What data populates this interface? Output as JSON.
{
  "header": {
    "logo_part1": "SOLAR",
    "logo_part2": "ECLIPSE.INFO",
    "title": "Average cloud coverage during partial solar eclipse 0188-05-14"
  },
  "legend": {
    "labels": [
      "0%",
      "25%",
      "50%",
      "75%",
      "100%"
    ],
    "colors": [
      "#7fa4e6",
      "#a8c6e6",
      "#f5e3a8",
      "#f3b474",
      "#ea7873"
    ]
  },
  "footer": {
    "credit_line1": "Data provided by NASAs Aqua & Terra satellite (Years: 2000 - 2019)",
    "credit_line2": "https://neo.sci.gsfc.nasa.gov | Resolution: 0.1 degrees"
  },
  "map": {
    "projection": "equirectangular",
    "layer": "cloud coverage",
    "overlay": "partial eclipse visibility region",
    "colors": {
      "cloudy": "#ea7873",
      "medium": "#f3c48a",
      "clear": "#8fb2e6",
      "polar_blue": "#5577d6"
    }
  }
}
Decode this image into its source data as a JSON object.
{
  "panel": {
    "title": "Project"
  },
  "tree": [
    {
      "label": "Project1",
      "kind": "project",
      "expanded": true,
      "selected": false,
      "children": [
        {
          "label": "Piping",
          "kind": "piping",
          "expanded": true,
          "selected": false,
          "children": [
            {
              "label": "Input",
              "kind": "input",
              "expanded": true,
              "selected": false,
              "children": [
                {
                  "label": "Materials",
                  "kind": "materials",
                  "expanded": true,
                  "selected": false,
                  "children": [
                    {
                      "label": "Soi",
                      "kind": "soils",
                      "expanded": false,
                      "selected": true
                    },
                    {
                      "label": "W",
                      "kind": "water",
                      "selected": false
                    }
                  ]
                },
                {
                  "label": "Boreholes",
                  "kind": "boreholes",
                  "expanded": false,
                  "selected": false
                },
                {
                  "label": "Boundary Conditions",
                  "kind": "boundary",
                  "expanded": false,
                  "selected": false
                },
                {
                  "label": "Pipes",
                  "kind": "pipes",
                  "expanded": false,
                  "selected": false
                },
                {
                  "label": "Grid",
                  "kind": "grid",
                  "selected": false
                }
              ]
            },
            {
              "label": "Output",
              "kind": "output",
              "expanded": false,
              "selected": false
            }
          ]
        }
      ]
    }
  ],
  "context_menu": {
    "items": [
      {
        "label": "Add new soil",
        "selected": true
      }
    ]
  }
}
——
- [Exercise description]:
Copy out each record, keeping every word as it is.

- [The answer]:
What data populates this interface? Output as JSON.
{
  "header": {
    "logo_part1": "SOLAR",
    "logo_part2": "ECLIPSE.INFO",
    "title": "Average cloud coverage during partial solar eclipse 0188-05-14"
  },
  "legend": {
    "labels": [
      "0%",
      "25%",
      "50%",
      "75%",
      "100%"
    ],
    "colors": [
      "#7fa4e6",
      "#a8c6e6",
      "#f5e3a8",
      "#f3b474",
      "#ea7873"
    ]
  },
  "footer": {
    "credit_line1": "Data provided by NASAs Aqua & Terra satellite (Years: 2000 - 2019)",
    "credit_line2": "https://neo.sci.gsfc.nasa.gov | Resolution: 0.1 degrees"
  },
  "map": {
    "projection": "equirectangular",
    "layer": "cloud coverage",
    "overlay": "partial eclipse visibility region",
    "colors": {
      "cloudy": "#ea7873",
      "medium": "#f3c48a",
      "clear": "#8fb2e6",
      "polar_blue": "#5577d6"
    }
  }
}
Decode this image into its source data as a JSON object.
{
  "panel": {
    "title": "Project"
  },
  "tree": [
    {
      "label": "Project1",
      "kind": "project",
      "expanded": true,
      "selected": false,
      "children": [
        {
          "label": "Piping",
          "kind": "piping",
          "expanded": true,
          "selected": false,
          "children": [
            {
              "label": "Input",
              "kind": "input",
              "expanded": true,
              "selected": false,
              "children": [
                {
                  "label": "Materials",
                  "kind": "materials",
                  "expanded": true,
                  "selected": false,
                  "children": [
                    {
                      "label": "Soi",
                      "kind": "soils",
                      "expanded": false,
                      "selected": true
                    },
                    {
                      "label": "W",
                      "kind": "water",
                      "selected": false
                    }
                  ]
                },
                {
                  "label": "Boreholes",
                  "kind": "boreholes",
                  "expanded": false,
                  "selected": false
                },
                {
                  "label": "Boundary Conditions",
                  "kind": "boundary",
                  "expanded": false,
                  "selected": false
                },
                {
                  "label": "Pipes",
                  "kind": "pipes",
                  "expanded": false,
                  "selected": false
                },
                {
                  "label": "Grid",
                  "kind": "grid",
                  "selected": false
                }
              ]
            },
            {
              "label": "Output",
              "kind": "output",
              "expanded": false,
              "selected": false
            }
          ]
        }
      ]
    }
  ],
  "context_menu": {
    "items": [
      {
        "label": "Add new soil",
        "selected": true
      }
    ]
  }
}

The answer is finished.